Some records:
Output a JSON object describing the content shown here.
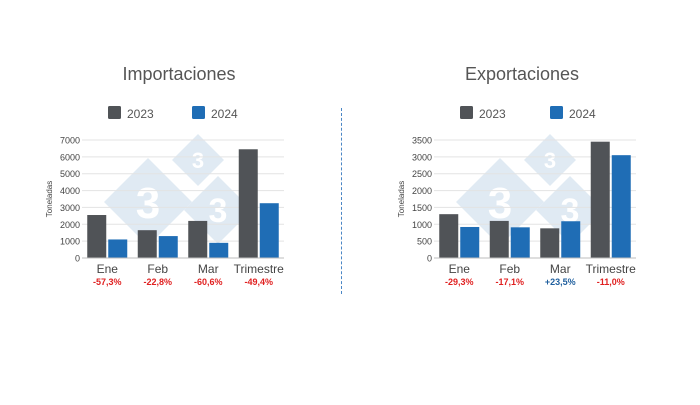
{
  "colors": {
    "s2023": "#505357",
    "s2024": "#1f6db5",
    "negative": "#e02020",
    "positive": "#1f5f9e",
    "grid": "#e3e3e3",
    "text": "#555555",
    "watermark": "#dde8f2"
  },
  "watermark_icon": "333-logo-watermark",
  "chart_data": [
    {
      "type": "bar",
      "title": "Importaciones",
      "ylabel": "Toneladas",
      "xlabel": "",
      "categories": [
        "Ene",
        "Feb",
        "Mar",
        "Trimestre"
      ],
      "changes": [
        "-57,3%",
        "-22,8%",
        "-60,6%",
        "-49,4%"
      ],
      "change_signs": [
        "negative",
        "negative",
        "negative",
        "negative"
      ],
      "ylim": [
        0,
        7000
      ],
      "yticks": [
        0,
        1000,
        2000,
        3000,
        4000,
        5000,
        6000,
        7000
      ],
      "grid": true,
      "legend_position": "top",
      "series": [
        {
          "name": "2023",
          "values": [
            2550,
            1650,
            2200,
            6450
          ]
        },
        {
          "name": "2024",
          "values": [
            1100,
            1300,
            900,
            3250
          ]
        }
      ]
    },
    {
      "type": "bar",
      "title": "Exportaciones",
      "ylabel": "Toneladas",
      "xlabel": "",
      "categories": [
        "Ene",
        "Feb",
        "Mar",
        "Trimestre"
      ],
      "changes": [
        "-29,3%",
        "-17,1%",
        "+23,5%",
        "-11,0%"
      ],
      "change_signs": [
        "negative",
        "negative",
        "positive",
        "negative"
      ],
      "ylim": [
        0,
        3500
      ],
      "yticks": [
        0,
        500,
        1000,
        1500,
        2000,
        2500,
        3000,
        3500
      ],
      "grid": true,
      "legend_position": "top",
      "series": [
        {
          "name": "2023",
          "values": [
            1300,
            1100,
            880,
            3450
          ]
        },
        {
          "name": "2024",
          "values": [
            920,
            910,
            1090,
            3050
          ]
        }
      ]
    }
  ]
}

_Work to be completed_. Quote every entry exactly, with the pictures omitted.

_Final result_.
Output a JSON object describing the content shown here.
{
  "colors": {
    "s2023": "#505357",
    "s2024": "#1f6db5",
    "negative": "#e02020",
    "positive": "#1f5f9e",
    "grid": "#e3e3e3",
    "text": "#555555",
    "watermark": "#dde8f2"
  },
  "watermark_icon": "333-logo-watermark",
  "chart_data": [
    {
      "type": "bar",
      "title": "Importaciones",
      "ylabel": "Toneladas",
      "xlabel": "",
      "categories": [
        "Ene",
        "Feb",
        "Mar",
        "Trimestre"
      ],
      "changes": [
        "-57,3%",
        "-22,8%",
        "-60,6%",
        "-49,4%"
      ],
      "change_signs": [
        "negative",
        "negative",
        "negative",
        "negative"
      ],
      "ylim": [
        0,
        7000
      ],
      "yticks": [
        0,
        1000,
        2000,
        3000,
        4000,
        5000,
        6000,
        7000
      ],
      "grid": true,
      "legend_position": "top",
      "series": [
        {
          "name": "2023",
          "values": [
            2550,
            1650,
            2200,
            6450
          ]
        },
        {
          "name": "2024",
          "values": [
            1100,
            1300,
            900,
            3250
          ]
        }
      ]
    },
    {
      "type": "bar",
      "title": "Exportaciones",
      "ylabel": "Toneladas",
      "xlabel": "",
      "categories": [
        "Ene",
        "Feb",
        "Mar",
        "Trimestre"
      ],
      "changes": [
        "-29,3%",
        "-17,1%",
        "+23,5%",
        "-11,0%"
      ],
      "change_signs": [
        "negative",
        "negative",
        "positive",
        "negative"
      ],
      "ylim": [
        0,
        3500
      ],
      "yticks": [
        0,
        500,
        1000,
        1500,
        2000,
        2500,
        3000,
        3500
      ],
      "grid": true,
      "legend_position": "top",
      "series": [
        {
          "name": "2023",
          "values": [
            1300,
            1100,
            880,
            3450
          ]
        },
        {
          "name": "2024",
          "values": [
            920,
            910,
            1090,
            3050
          ]
        }
      ]
    }
  ]
}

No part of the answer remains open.